_SHORT EXERCISE:_ Look through the entries and report how many lines include the word "corners". Give the number alone.
[BEGIN SUPPLIED DATA]
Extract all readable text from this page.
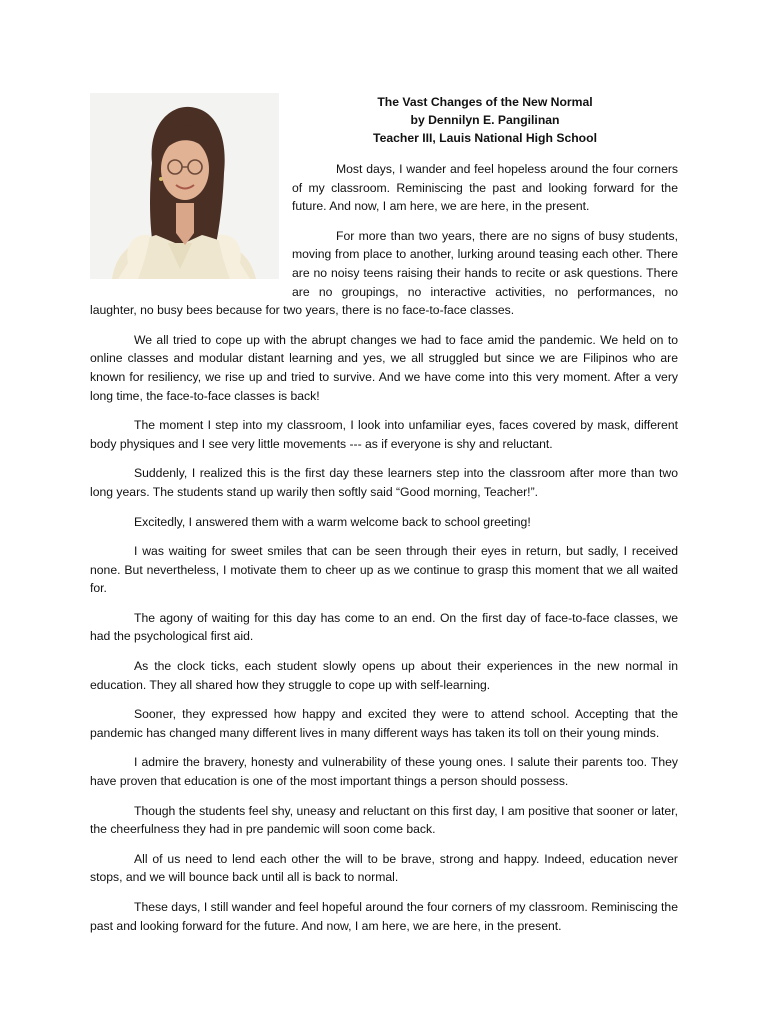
The Vast Changes of the New Normal
by Dennilyn E. Pangilinan
Teacher III, Lauis National High School

Most days, I wander and feel hopeless around the four corners of my classroom. Reminiscing the past and looking forward for the future. And now, I am here, we are here, in the present.

For more than two years, there are no signs of busy students, moving from place to another, lurking around teasing each other. There are no noisy teens raising their hands to recite or ask questions. There are no groupings, no interactive activities, no performances, no laughter, no busy bees because for two years, there is no face-to-face classes.

We all tried to cope up with the abrupt changes we had to face amid the pandemic. We held on to online classes and modular distant learning and yes, we all struggled but since we are Filipinos who are known for resiliency, we rise up and tried to survive. And we have come into this very moment. After a very long time, the face-to-face classes is back!

The moment I step into my classroom, I look into unfamiliar eyes, faces covered by mask, different body physiques and I see very little movements --- as if everyone is shy and reluctant.

Suddenly, I realized this is the first day these learners step into the classroom after more than two long years. The students stand up warily then softly said “Good morning, Teacher!”.

Excitedly, I answered them with a warm welcome back to school greeting!

I was waiting for sweet smiles that can be seen through their eyes in return, but sadly, I received none. But nevertheless, I motivate them to cheer up as we continue to grasp this moment that we all waited for.

The agony of waiting for this day has come to an end. On the first day of face-to-face classes, we had the psychological first aid.

As the clock ticks, each student slowly opens up about their experiences in the new normal in education. They all shared how they struggle to cope up with self-learning.

Sooner, they expressed how happy and excited they were to attend school. Accepting that the pandemic has changed many different lives in many different ways has taken its toll on their young minds.

I admire the bravery, honesty and vulnerability of these young ones. I salute their parents too. They have proven that education is one of the most important things a person should possess.

Though the students feel shy, uneasy and reluctant on this first day, I am positive that sooner or later, the cheerfulness they had in pre pandemic will soon come back.

All of us need to lend each other the will to be brave, strong and happy. Indeed, education never stops, and we will bounce back until all is back to normal.

These days, I still wander and feel hopeful around the four corners of my classroom. Reminiscing the past and looking forward for the future. And now, I am here, we are here, in the present.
[END SUPPLIED DATA]
_EXERCISE SOLUTION:_ 2